== Task inputs ==

--------

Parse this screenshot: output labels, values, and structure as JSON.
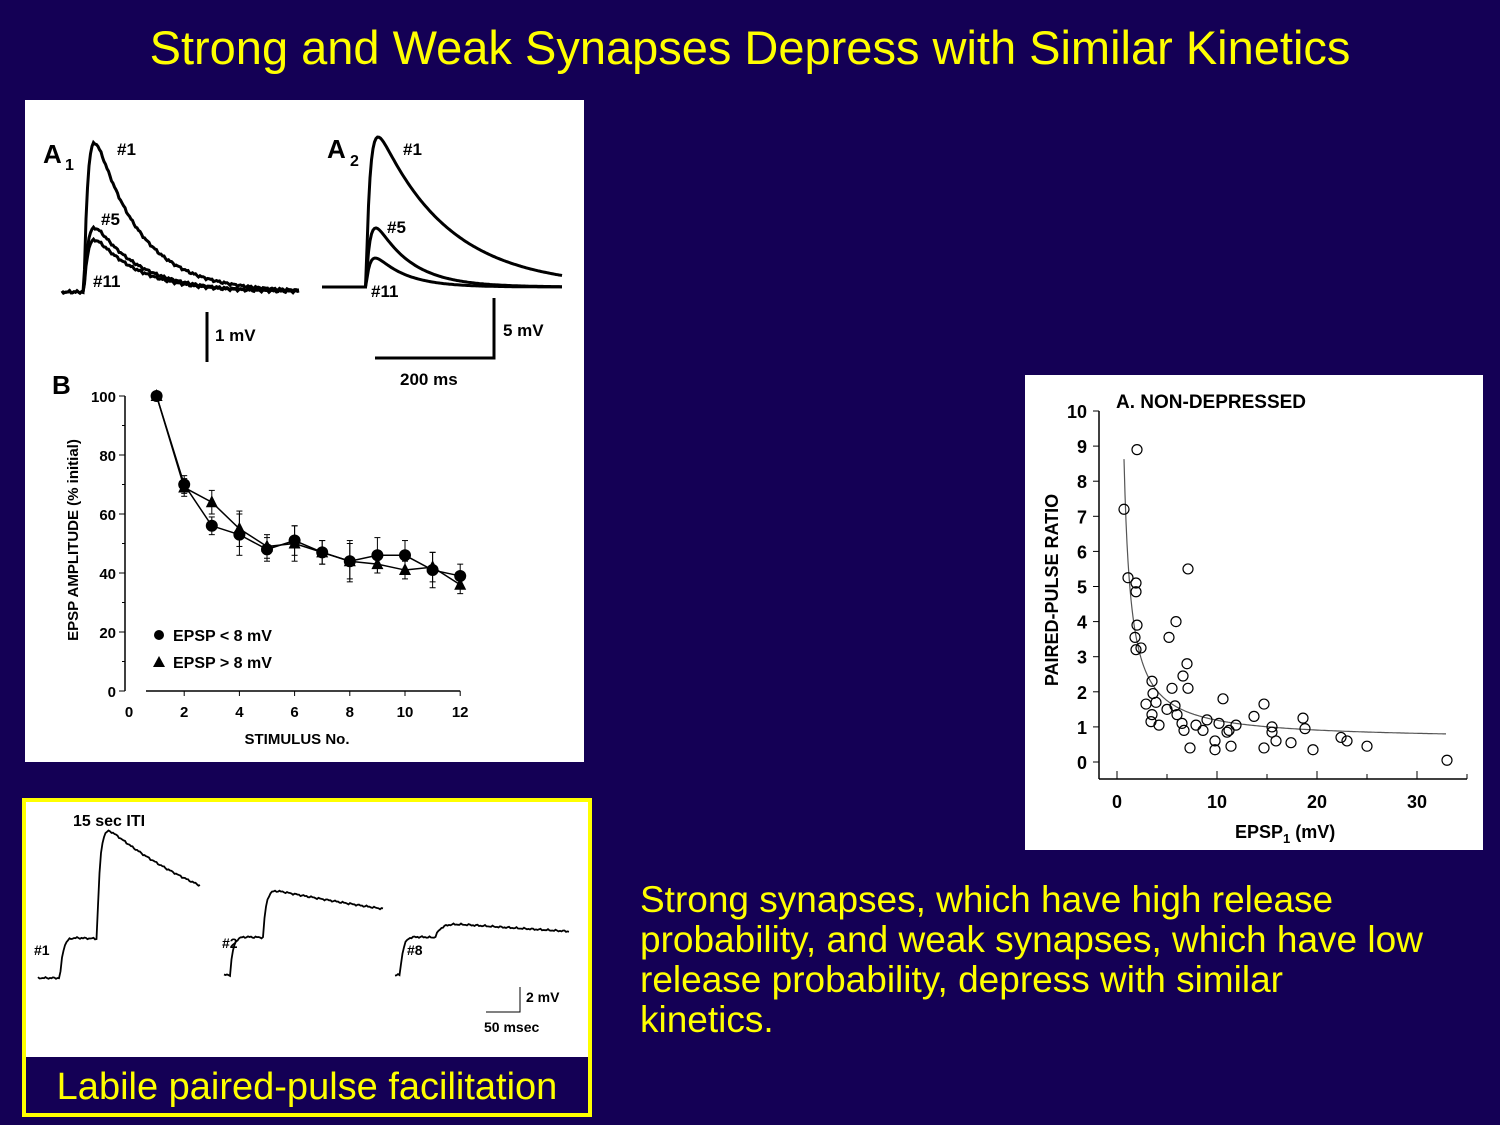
{
  "title": "Strong and Weak Synapses Depress with Similar Kinetics",
  "body_text": [
    "Strong synapses, which have high release",
    "probability, and weak synapses, which have low",
    "release probability, depress with similar",
    "kinetics."
  ],
  "panel_a": {
    "a1_label": "A",
    "a1_sub": "1",
    "a2_label": "A",
    "a2_sub": "2",
    "trace_labels": [
      "#1",
      "#5",
      "#11"
    ],
    "a1_scale": "1 mV",
    "a2_scale_v": "5 mV",
    "a2_scale_t": "200 ms"
  },
  "ppf": {
    "iti_label": "15 sec ITI",
    "trace_labels": [
      "#1",
      "#2",
      "#8"
    ],
    "scale_v": "2 mV",
    "scale_t": "50 msec",
    "caption": "Labile paired-pulse facilitation"
  },
  "colors": {
    "background": "#140055",
    "accent": "#ffff00"
  },
  "chart_data": [
    {
      "type": "line",
      "panel_label": "B",
      "xlabel": "STIMULUS No.",
      "ylabel": "EPSP AMPLITUDE (% initial)",
      "xlim": [
        0,
        12
      ],
      "ylim": [
        0,
        100
      ],
      "xticks": [
        "0",
        "2",
        "4",
        "6",
        "8",
        "10",
        "12"
      ],
      "yticks": [
        "0",
        "20",
        "40",
        "60",
        "80",
        "100"
      ],
      "legend_position": "bottom-left",
      "x": [
        1,
        2,
        3,
        4,
        5,
        6,
        7,
        8,
        9,
        10,
        11,
        12
      ],
      "series": [
        {
          "name": "EPSP < 8 mV",
          "marker": "circle",
          "values": [
            100,
            70,
            56,
            53,
            48,
            51,
            47,
            44,
            46,
            46,
            41,
            39
          ],
          "error": [
            0,
            3,
            3,
            7,
            4,
            5,
            4,
            7,
            6,
            5,
            6,
            4
          ]
        },
        {
          "name": "EPSP > 8 mV",
          "marker": "triangle",
          "values": [
            100,
            69,
            64,
            55,
            49,
            50,
            47,
            44,
            43,
            41,
            42,
            36
          ],
          "error": [
            0,
            3,
            4,
            6,
            4,
            6,
            4,
            6,
            3,
            3,
            5,
            3
          ]
        }
      ]
    },
    {
      "type": "scatter",
      "title": "A.  NON-DEPRESSED",
      "xlabel": "EPSP",
      "xlabel_sub": "1",
      "xlabel_unit": " (mV)",
      "ylabel": "PAIRED-PULSE RATIO",
      "xlim": [
        0,
        35
      ],
      "ylim": [
        0,
        10
      ],
      "xticks": [
        "0",
        "10",
        "20",
        "30"
      ],
      "yticks": [
        "0",
        "1",
        "2",
        "3",
        "4",
        "5",
        "6",
        "7",
        "8",
        "9",
        "10"
      ],
      "fit": {
        "form": "a + b/x",
        "a": 0.63,
        "b": 5.6,
        "x_range": [
          0.7,
          33
        ]
      },
      "points": [
        [
          0.7,
          7.2
        ],
        [
          1.1,
          5.25
        ],
        [
          1.9,
          5.1
        ],
        [
          1.9,
          4.85
        ],
        [
          2.0,
          3.9
        ],
        [
          1.8,
          3.55
        ],
        [
          1.9,
          3.2
        ],
        [
          2.4,
          3.25
        ],
        [
          2.0,
          8.9
        ],
        [
          7.1,
          5.5
        ],
        [
          5.9,
          4.0
        ],
        [
          5.2,
          3.55
        ],
        [
          7.0,
          2.8
        ],
        [
          6.6,
          2.45
        ],
        [
          7.1,
          2.1
        ],
        [
          5.5,
          2.1
        ],
        [
          3.5,
          2.3
        ],
        [
          3.6,
          1.95
        ],
        [
          3.9,
          1.7
        ],
        [
          2.9,
          1.65
        ],
        [
          3.5,
          1.35
        ],
        [
          3.4,
          1.15
        ],
        [
          4.2,
          1.05
        ],
        [
          5.0,
          1.5
        ],
        [
          5.8,
          1.6
        ],
        [
          6.0,
          1.35
        ],
        [
          6.5,
          1.1
        ],
        [
          6.7,
          0.9
        ],
        [
          7.3,
          0.4
        ],
        [
          7.9,
          1.05
        ],
        [
          8.6,
          0.9
        ],
        [
          9.0,
          1.2
        ],
        [
          9.8,
          0.6
        ],
        [
          9.8,
          0.35
        ],
        [
          10.2,
          1.1
        ],
        [
          10.6,
          1.8
        ],
        [
          11.0,
          0.85
        ],
        [
          11.2,
          0.9
        ],
        [
          11.4,
          0.45
        ],
        [
          11.9,
          1.05
        ],
        [
          13.7,
          1.3
        ],
        [
          14.7,
          1.65
        ],
        [
          14.7,
          0.4
        ],
        [
          15.5,
          1.0
        ],
        [
          15.5,
          0.85
        ],
        [
          15.9,
          0.6
        ],
        [
          17.4,
          0.55
        ],
        [
          18.6,
          1.25
        ],
        [
          18.8,
          0.95
        ],
        [
          19.6,
          0.35
        ],
        [
          22.4,
          0.7
        ],
        [
          23.0,
          0.6
        ],
        [
          25.0,
          0.45
        ],
        [
          33.0,
          0.05
        ]
      ]
    }
  ]
}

--------

== Given task ==
Repeat each entry exactly as given; no pictures belong in the copy.

== Full answer ==
Parse this screenshot: output labels, values, and structure as JSON.
{
  "title": "Strong and Weak Synapses Depress with Similar Kinetics",
  "body_text": [
    "Strong synapses, which have high release",
    "probability, and weak synapses, which have low",
    "release probability, depress with similar",
    "kinetics."
  ],
  "panel_a": {
    "a1_label": "A",
    "a1_sub": "1",
    "a2_label": "A",
    "a2_sub": "2",
    "trace_labels": [
      "#1",
      "#5",
      "#11"
    ],
    "a1_scale": "1 mV",
    "a2_scale_v": "5 mV",
    "a2_scale_t": "200 ms"
  },
  "ppf": {
    "iti_label": "15 sec ITI",
    "trace_labels": [
      "#1",
      "#2",
      "#8"
    ],
    "scale_v": "2 mV",
    "scale_t": "50 msec",
    "caption": "Labile paired-pulse facilitation"
  },
  "colors": {
    "background": "#140055",
    "accent": "#ffff00"
  },
  "chart_data": [
    {
      "type": "line",
      "panel_label": "B",
      "xlabel": "STIMULUS No.",
      "ylabel": "EPSP AMPLITUDE (% initial)",
      "xlim": [
        0,
        12
      ],
      "ylim": [
        0,
        100
      ],
      "xticks": [
        "0",
        "2",
        "4",
        "6",
        "8",
        "10",
        "12"
      ],
      "yticks": [
        "0",
        "20",
        "40",
        "60",
        "80",
        "100"
      ],
      "legend_position": "bottom-left",
      "x": [
        1,
        2,
        3,
        4,
        5,
        6,
        7,
        8,
        9,
        10,
        11,
        12
      ],
      "series": [
        {
          "name": "EPSP < 8 mV",
          "marker": "circle",
          "values": [
            100,
            70,
            56,
            53,
            48,
            51,
            47,
            44,
            46,
            46,
            41,
            39
          ],
          "error": [
            0,
            3,
            3,
            7,
            4,
            5,
            4,
            7,
            6,
            5,
            6,
            4
          ]
        },
        {
          "name": "EPSP > 8 mV",
          "marker": "triangle",
          "values": [
            100,
            69,
            64,
            55,
            49,
            50,
            47,
            44,
            43,
            41,
            42,
            36
          ],
          "error": [
            0,
            3,
            4,
            6,
            4,
            6,
            4,
            6,
            3,
            3,
            5,
            3
          ]
        }
      ]
    },
    {
      "type": "scatter",
      "title": "A.  NON-DEPRESSED",
      "xlabel": "EPSP",
      "xlabel_sub": "1",
      "xlabel_unit": " (mV)",
      "ylabel": "PAIRED-PULSE RATIO",
      "xlim": [
        0,
        35
      ],
      "ylim": [
        0,
        10
      ],
      "xticks": [
        "0",
        "10",
        "20",
        "30"
      ],
      "yticks": [
        "0",
        "1",
        "2",
        "3",
        "4",
        "5",
        "6",
        "7",
        "8",
        "9",
        "10"
      ],
      "fit": {
        "form": "a + b/x",
        "a": 0.63,
        "b": 5.6,
        "x_range": [
          0.7,
          33
        ]
      },
      "points": [
        [
          0.7,
          7.2
        ],
        [
          1.1,
          5.25
        ],
        [
          1.9,
          5.1
        ],
        [
          1.9,
          4.85
        ],
        [
          2.0,
          3.9
        ],
        [
          1.8,
          3.55
        ],
        [
          1.9,
          3.2
        ],
        [
          2.4,
          3.25
        ],
        [
          2.0,
          8.9
        ],
        [
          7.1,
          5.5
        ],
        [
          5.9,
          4.0
        ],
        [
          5.2,
          3.55
        ],
        [
          7.0,
          2.8
        ],
        [
          6.6,
          2.45
        ],
        [
          7.1,
          2.1
        ],
        [
          5.5,
          2.1
        ],
        [
          3.5,
          2.3
        ],
        [
          3.6,
          1.95
        ],
        [
          3.9,
          1.7
        ],
        [
          2.9,
          1.65
        ],
        [
          3.5,
          1.35
        ],
        [
          3.4,
          1.15
        ],
        [
          4.2,
          1.05
        ],
        [
          5.0,
          1.5
        ],
        [
          5.8,
          1.6
        ],
        [
          6.0,
          1.35
        ],
        [
          6.5,
          1.1
        ],
        [
          6.7,
          0.9
        ],
        [
          7.3,
          0.4
        ],
        [
          7.9,
          1.05
        ],
        [
          8.6,
          0.9
        ],
        [
          9.0,
          1.2
        ],
        [
          9.8,
          0.6
        ],
        [
          9.8,
          0.35
        ],
        [
          10.2,
          1.1
        ],
        [
          10.6,
          1.8
        ],
        [
          11.0,
          0.85
        ],
        [
          11.2,
          0.9
        ],
        [
          11.4,
          0.45
        ],
        [
          11.9,
          1.05
        ],
        [
          13.7,
          1.3
        ],
        [
          14.7,
          1.65
        ],
        [
          14.7,
          0.4
        ],
        [
          15.5,
          1.0
        ],
        [
          15.5,
          0.85
        ],
        [
          15.9,
          0.6
        ],
        [
          17.4,
          0.55
        ],
        [
          18.6,
          1.25
        ],
        [
          18.8,
          0.95
        ],
        [
          19.6,
          0.35
        ],
        [
          22.4,
          0.7
        ],
        [
          23.0,
          0.6
        ],
        [
          25.0,
          0.45
        ],
        [
          33.0,
          0.05
        ]
      ]
    }
  ]
}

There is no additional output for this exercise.